Source records ▸
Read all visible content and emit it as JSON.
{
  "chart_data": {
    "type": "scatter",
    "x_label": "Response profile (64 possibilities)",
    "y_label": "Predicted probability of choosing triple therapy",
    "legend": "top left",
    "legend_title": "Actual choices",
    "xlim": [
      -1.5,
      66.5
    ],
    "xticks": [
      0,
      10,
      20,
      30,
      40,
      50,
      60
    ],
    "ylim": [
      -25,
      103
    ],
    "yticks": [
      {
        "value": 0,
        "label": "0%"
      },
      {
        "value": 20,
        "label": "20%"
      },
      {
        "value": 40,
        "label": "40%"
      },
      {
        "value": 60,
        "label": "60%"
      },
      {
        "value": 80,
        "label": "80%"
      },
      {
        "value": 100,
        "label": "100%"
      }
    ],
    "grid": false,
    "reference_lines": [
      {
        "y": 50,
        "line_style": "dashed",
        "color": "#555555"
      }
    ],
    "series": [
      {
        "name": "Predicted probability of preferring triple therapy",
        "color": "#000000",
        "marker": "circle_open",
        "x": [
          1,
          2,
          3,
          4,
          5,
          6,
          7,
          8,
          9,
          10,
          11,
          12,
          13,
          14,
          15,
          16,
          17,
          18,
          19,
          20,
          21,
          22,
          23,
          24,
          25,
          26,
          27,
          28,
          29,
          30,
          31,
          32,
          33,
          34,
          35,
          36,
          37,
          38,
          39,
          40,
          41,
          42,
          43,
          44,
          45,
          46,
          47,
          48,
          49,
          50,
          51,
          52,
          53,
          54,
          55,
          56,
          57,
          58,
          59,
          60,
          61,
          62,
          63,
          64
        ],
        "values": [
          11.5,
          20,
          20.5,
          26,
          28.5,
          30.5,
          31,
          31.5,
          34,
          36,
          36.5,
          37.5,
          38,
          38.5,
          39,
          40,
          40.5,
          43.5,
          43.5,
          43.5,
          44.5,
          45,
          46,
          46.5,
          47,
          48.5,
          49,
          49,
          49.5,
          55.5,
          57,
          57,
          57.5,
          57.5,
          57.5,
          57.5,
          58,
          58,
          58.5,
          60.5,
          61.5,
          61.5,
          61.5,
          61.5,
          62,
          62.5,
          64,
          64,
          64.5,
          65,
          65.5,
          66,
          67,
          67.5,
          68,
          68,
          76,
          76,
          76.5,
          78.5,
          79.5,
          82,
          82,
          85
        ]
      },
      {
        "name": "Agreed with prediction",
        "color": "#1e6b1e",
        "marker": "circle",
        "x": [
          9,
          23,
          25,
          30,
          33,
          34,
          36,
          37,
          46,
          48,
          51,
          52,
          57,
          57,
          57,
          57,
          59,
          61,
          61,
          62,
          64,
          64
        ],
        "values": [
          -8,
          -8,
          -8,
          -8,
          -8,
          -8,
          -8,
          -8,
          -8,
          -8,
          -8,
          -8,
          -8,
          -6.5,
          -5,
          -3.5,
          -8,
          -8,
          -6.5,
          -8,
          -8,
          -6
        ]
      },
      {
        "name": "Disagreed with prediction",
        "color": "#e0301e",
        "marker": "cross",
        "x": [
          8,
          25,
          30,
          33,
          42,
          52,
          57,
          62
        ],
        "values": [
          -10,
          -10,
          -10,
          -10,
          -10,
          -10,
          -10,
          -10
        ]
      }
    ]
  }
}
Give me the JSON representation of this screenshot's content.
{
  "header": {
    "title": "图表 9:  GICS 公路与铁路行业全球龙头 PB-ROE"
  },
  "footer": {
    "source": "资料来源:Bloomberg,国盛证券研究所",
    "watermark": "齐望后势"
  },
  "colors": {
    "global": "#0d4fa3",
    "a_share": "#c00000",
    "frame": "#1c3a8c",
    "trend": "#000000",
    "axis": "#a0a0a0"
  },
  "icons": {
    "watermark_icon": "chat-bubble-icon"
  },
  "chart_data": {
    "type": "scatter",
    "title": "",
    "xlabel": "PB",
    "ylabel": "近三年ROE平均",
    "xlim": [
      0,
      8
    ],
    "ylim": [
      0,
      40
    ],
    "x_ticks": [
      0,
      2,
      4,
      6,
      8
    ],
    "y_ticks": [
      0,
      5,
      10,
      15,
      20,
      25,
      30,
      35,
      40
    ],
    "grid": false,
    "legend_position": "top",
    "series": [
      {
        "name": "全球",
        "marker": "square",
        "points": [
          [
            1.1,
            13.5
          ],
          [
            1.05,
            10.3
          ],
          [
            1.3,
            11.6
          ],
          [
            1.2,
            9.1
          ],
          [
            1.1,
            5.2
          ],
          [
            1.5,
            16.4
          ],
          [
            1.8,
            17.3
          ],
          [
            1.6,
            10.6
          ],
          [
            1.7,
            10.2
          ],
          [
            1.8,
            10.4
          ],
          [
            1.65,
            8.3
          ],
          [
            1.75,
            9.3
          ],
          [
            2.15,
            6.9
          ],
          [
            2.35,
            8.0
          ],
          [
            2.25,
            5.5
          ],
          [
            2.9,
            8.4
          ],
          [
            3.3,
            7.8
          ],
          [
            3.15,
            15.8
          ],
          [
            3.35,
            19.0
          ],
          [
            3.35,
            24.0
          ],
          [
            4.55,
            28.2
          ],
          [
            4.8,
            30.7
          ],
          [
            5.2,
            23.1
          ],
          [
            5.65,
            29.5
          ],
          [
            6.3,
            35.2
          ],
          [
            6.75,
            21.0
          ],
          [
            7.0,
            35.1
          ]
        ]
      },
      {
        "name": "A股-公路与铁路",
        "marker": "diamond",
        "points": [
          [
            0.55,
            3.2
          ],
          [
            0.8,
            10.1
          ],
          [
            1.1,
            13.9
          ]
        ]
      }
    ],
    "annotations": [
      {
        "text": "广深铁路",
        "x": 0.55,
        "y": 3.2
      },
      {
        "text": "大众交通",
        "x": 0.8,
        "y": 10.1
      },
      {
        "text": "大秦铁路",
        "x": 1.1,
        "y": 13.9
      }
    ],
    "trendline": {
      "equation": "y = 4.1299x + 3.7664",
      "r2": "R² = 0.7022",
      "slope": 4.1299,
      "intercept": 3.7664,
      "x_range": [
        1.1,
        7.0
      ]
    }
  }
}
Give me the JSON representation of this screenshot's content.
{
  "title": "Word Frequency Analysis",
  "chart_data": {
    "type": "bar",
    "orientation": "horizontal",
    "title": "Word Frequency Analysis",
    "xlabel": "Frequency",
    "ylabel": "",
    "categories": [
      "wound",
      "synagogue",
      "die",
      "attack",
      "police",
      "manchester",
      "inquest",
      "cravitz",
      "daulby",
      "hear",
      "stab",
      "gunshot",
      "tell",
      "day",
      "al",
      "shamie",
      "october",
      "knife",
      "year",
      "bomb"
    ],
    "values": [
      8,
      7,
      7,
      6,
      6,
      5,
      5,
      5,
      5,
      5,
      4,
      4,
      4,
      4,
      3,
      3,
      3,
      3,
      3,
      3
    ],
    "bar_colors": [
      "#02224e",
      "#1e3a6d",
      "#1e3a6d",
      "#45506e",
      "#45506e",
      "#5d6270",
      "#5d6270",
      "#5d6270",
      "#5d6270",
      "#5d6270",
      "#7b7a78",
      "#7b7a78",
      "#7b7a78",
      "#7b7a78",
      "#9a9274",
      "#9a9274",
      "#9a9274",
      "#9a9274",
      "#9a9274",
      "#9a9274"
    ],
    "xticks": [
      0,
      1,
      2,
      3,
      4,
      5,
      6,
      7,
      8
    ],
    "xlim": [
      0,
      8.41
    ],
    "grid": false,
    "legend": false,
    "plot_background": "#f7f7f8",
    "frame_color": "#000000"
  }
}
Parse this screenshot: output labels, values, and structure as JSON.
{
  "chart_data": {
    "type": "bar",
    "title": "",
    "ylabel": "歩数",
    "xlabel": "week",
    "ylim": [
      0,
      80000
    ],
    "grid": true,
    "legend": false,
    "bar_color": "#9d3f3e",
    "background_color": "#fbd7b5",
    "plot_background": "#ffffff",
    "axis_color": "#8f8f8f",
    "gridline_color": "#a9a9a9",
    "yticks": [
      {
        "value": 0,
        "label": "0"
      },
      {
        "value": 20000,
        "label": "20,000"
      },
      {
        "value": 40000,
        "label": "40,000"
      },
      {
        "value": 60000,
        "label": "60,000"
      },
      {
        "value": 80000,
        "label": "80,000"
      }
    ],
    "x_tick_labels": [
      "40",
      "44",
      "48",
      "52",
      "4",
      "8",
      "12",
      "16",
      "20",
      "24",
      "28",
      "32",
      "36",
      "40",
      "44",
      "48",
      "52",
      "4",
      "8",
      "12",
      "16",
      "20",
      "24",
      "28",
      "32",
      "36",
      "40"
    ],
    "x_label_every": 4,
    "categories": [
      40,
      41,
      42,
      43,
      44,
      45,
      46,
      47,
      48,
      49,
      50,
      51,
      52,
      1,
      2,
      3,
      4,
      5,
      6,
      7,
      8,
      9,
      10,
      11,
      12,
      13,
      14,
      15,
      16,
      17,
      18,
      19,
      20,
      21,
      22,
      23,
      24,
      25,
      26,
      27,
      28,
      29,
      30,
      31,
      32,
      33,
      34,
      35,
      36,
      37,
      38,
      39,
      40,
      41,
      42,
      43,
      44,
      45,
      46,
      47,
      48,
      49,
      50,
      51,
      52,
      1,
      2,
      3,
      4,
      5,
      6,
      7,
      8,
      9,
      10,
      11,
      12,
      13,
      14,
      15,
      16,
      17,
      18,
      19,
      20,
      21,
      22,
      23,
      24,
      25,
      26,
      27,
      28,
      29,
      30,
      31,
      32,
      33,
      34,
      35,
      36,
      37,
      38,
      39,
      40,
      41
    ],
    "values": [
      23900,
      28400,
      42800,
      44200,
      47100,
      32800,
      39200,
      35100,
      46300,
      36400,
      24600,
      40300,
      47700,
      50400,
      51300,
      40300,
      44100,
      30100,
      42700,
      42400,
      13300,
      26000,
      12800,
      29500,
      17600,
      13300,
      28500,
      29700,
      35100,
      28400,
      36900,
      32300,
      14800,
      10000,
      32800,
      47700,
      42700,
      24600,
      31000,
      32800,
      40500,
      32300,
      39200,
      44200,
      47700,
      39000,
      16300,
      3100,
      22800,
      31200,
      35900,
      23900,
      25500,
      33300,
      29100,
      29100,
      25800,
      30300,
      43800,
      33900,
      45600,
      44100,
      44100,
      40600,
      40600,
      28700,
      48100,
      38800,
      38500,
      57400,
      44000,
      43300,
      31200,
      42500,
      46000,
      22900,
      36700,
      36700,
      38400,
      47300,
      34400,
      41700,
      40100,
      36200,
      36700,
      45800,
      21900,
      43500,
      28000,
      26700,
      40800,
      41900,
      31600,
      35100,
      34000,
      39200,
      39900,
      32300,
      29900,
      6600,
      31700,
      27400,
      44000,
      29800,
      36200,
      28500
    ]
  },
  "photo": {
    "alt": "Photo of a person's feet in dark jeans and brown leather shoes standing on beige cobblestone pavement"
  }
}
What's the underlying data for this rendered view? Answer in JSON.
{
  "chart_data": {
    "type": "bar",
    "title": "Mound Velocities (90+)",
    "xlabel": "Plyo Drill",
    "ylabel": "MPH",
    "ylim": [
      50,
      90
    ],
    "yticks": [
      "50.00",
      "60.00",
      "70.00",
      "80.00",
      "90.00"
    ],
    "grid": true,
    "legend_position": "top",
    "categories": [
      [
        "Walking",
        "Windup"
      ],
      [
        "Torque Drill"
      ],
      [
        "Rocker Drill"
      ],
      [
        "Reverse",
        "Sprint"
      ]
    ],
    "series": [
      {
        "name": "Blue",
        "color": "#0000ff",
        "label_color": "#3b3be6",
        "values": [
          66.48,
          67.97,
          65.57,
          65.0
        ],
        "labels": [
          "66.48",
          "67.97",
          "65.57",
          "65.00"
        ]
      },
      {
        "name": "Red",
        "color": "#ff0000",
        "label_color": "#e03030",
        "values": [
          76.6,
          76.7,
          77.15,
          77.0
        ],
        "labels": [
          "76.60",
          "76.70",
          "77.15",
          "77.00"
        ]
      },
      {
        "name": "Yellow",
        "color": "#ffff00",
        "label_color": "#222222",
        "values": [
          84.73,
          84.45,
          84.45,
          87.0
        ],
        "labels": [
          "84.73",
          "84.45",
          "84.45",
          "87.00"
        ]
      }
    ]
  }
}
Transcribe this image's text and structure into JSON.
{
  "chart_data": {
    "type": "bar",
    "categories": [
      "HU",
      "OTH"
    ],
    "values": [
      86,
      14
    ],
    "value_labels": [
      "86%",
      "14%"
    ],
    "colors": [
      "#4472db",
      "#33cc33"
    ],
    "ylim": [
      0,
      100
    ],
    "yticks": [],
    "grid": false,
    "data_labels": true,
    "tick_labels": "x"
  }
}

Set problem ▸
Pull every line containing "JSON" out of the records.

Result of this task ▸
Read all visible content and emit it as JSON.
Give me the JSON representation of this screenshot's content.
Give me the JSON representation of this screenshot's content.
Parse this screenshot: output labels, values, and structure as JSON.
What's the underlying data for this rendered view? Answer in JSON.
Transcribe this image's text and structure into JSON.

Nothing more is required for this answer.